TASK TO CARRY OUT
Reproduce the records below in their entirety, character for character.

Records excerpted from a collection
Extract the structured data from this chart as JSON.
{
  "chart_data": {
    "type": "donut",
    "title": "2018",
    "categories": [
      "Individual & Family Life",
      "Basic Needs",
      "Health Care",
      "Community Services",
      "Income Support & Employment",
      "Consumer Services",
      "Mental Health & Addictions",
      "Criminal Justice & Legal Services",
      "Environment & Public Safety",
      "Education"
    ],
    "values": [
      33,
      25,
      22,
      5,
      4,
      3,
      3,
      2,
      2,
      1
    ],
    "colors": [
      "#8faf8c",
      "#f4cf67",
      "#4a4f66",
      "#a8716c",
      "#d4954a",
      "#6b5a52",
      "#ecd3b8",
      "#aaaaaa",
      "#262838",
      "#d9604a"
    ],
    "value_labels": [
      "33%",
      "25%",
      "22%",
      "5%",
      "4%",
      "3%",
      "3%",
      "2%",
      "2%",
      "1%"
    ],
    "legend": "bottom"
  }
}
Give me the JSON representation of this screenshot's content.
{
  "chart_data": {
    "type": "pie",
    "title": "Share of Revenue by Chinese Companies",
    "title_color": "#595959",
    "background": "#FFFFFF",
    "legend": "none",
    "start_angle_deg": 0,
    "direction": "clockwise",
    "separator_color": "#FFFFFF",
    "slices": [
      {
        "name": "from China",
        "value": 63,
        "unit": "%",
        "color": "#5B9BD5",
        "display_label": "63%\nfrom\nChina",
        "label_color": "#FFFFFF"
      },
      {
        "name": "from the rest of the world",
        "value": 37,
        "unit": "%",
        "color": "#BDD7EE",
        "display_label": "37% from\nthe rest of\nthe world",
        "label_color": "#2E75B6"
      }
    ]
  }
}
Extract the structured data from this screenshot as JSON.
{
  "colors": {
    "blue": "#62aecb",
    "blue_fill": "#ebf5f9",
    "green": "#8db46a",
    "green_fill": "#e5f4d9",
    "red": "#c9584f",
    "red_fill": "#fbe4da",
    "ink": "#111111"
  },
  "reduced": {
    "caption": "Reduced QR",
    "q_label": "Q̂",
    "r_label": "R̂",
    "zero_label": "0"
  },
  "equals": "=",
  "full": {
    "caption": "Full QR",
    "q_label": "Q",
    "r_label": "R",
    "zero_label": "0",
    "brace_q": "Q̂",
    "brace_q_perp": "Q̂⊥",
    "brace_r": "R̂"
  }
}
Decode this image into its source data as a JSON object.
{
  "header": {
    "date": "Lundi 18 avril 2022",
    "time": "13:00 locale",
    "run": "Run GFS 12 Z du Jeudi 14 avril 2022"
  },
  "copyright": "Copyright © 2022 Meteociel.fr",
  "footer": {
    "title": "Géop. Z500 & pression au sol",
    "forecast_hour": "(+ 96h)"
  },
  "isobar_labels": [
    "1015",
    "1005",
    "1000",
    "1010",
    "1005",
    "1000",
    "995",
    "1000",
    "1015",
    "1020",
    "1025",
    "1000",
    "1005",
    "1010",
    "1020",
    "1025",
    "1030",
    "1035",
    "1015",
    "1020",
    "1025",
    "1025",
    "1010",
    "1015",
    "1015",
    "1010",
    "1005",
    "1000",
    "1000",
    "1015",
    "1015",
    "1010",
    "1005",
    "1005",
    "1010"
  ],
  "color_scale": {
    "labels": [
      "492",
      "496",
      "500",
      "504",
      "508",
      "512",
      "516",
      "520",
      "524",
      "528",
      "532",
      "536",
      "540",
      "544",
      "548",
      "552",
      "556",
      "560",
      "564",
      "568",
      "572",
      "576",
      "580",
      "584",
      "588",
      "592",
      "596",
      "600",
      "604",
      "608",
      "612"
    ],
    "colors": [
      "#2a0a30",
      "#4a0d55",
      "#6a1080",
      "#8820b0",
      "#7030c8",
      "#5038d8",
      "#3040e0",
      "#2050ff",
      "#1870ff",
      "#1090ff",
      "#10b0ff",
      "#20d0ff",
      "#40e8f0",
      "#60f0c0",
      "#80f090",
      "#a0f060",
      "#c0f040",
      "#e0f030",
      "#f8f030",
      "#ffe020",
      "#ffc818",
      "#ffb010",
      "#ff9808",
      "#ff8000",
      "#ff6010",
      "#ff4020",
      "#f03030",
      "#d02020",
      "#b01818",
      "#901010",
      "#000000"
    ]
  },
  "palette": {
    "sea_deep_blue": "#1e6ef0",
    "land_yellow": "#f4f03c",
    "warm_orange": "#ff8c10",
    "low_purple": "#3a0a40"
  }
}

REPLY
Extract the structured data from this chart as JSON.
{
  "chart_data": {
    "type": "donut",
    "title": "2018",
    "categories": [
      "Individual & Family Life",
      "Basic Needs",
      "Health Care",
      "Community Services",
      "Income Support & Employment",
      "Consumer Services",
      "Mental Health & Addictions",
      "Criminal Justice & Legal Services",
      "Environment & Public Safety",
      "Education"
    ],
    "values": [
      33,
      25,
      22,
      5,
      4,
      3,
      3,
      2,
      2,
      1
    ],
    "colors": [
      "#8faf8c",
      "#f4cf67",
      "#4a4f66",
      "#a8716c",
      "#d4954a",
      "#6b5a52",
      "#ecd3b8",
      "#aaaaaa",
      "#262838",
      "#d9604a"
    ],
    "value_labels": [
      "33%",
      "25%",
      "22%",
      "5%",
      "4%",
      "3%",
      "3%",
      "2%",
      "2%",
      "1%"
    ],
    "legend": "bottom"
  }
}
Give me the JSON representation of this screenshot's content.
{
  "chart_data": {
    "type": "pie",
    "title": "Share of Revenue by Chinese Companies",
    "title_color": "#595959",
    "background": "#FFFFFF",
    "legend": "none",
    "start_angle_deg": 0,
    "direction": "clockwise",
    "separator_color": "#FFFFFF",
    "slices": [
      {
        "name": "from China",
        "value": 63,
        "unit": "%",
        "color": "#5B9BD5",
        "display_label": "63%\nfrom\nChina",
        "label_color": "#FFFFFF"
      },
      {
        "name": "from the rest of the world",
        "value": 37,
        "unit": "%",
        "color": "#BDD7EE",
        "display_label": "37% from\nthe rest of\nthe world",
        "label_color": "#2E75B6"
      }
    ]
  }
}
Extract the structured data from this screenshot as JSON.
{
  "colors": {
    "blue": "#62aecb",
    "blue_fill": "#ebf5f9",
    "green": "#8db46a",
    "green_fill": "#e5f4d9",
    "red": "#c9584f",
    "red_fill": "#fbe4da",
    "ink": "#111111"
  },
  "reduced": {
    "caption": "Reduced QR",
    "q_label": "Q̂",
    "r_label": "R̂",
    "zero_label": "0"
  },
  "equals": "=",
  "full": {
    "caption": "Full QR",
    "q_label": "Q",
    "r_label": "R",
    "zero_label": "0",
    "brace_q": "Q̂",
    "brace_q_perp": "Q̂⊥",
    "brace_r": "R̂"
  }
}
Decode this image into its source data as a JSON object.
{
  "header": {
    "date": "Lundi 18 avril 2022",
    "time": "13:00 locale",
    "run": "Run GFS 12 Z du Jeudi 14 avril 2022"
  },
  "copyright": "Copyright © 2022 Meteociel.fr",
  "footer": {
    "title": "Géop. Z500 & pression au sol",
    "forecast_hour": "(+ 96h)"
  },
  "isobar_labels": [
    "1015",
    "1005",
    "1000",
    "1010",
    "1005",
    "1000",
    "995",
    "1000",
    "1015",
    "1020",
    "1025",
    "1000",
    "1005",
    "1010",
    "1020",
    "1025",
    "1030",
    "1035",
    "1015",
    "1020",
    "1025",
    "1025",
    "1010",
    "1015",
    "1015",
    "1010",
    "1005",
    "1000",
    "1000",
    "1015",
    "1015",
    "1010",
    "1005",
    "1005",
    "1010"
  ],
  "color_scale": {
    "labels": [
      "492",
      "496",
      "500",
      "504",
      "508",
      "512",
      "516",
      "520",
      "524",
      "528",
      "532",
      "536",
      "540",
      "544",
      "548",
      "552",
      "556",
      "560",
      "564",
      "568",
      "572",
      "576",
      "580",
      "584",
      "588",
      "592",
      "596",
      "600",
      "604",
      "608",
      "612"
    ],
    "colors": [
      "#2a0a30",
      "#4a0d55",
      "#6a1080",
      "#8820b0",
      "#7030c8",
      "#5038d8",
      "#3040e0",
      "#2050ff",
      "#1870ff",
      "#1090ff",
      "#10b0ff",
      "#20d0ff",
      "#40e8f0",
      "#60f0c0",
      "#80f090",
      "#a0f060",
      "#c0f040",
      "#e0f030",
      "#f8f030",
      "#ffe020",
      "#ffc818",
      "#ffb010",
      "#ff9808",
      "#ff8000",
      "#ff6010",
      "#ff4020",
      "#f03030",
      "#d02020",
      "#b01818",
      "#901010",
      "#000000"
    ]
  },
  "palette": {
    "sea_deep_blue": "#1e6ef0",
    "land_yellow": "#f4f03c",
    "warm_orange": "#ff8c10",
    "low_purple": "#3a0a40"
  }
}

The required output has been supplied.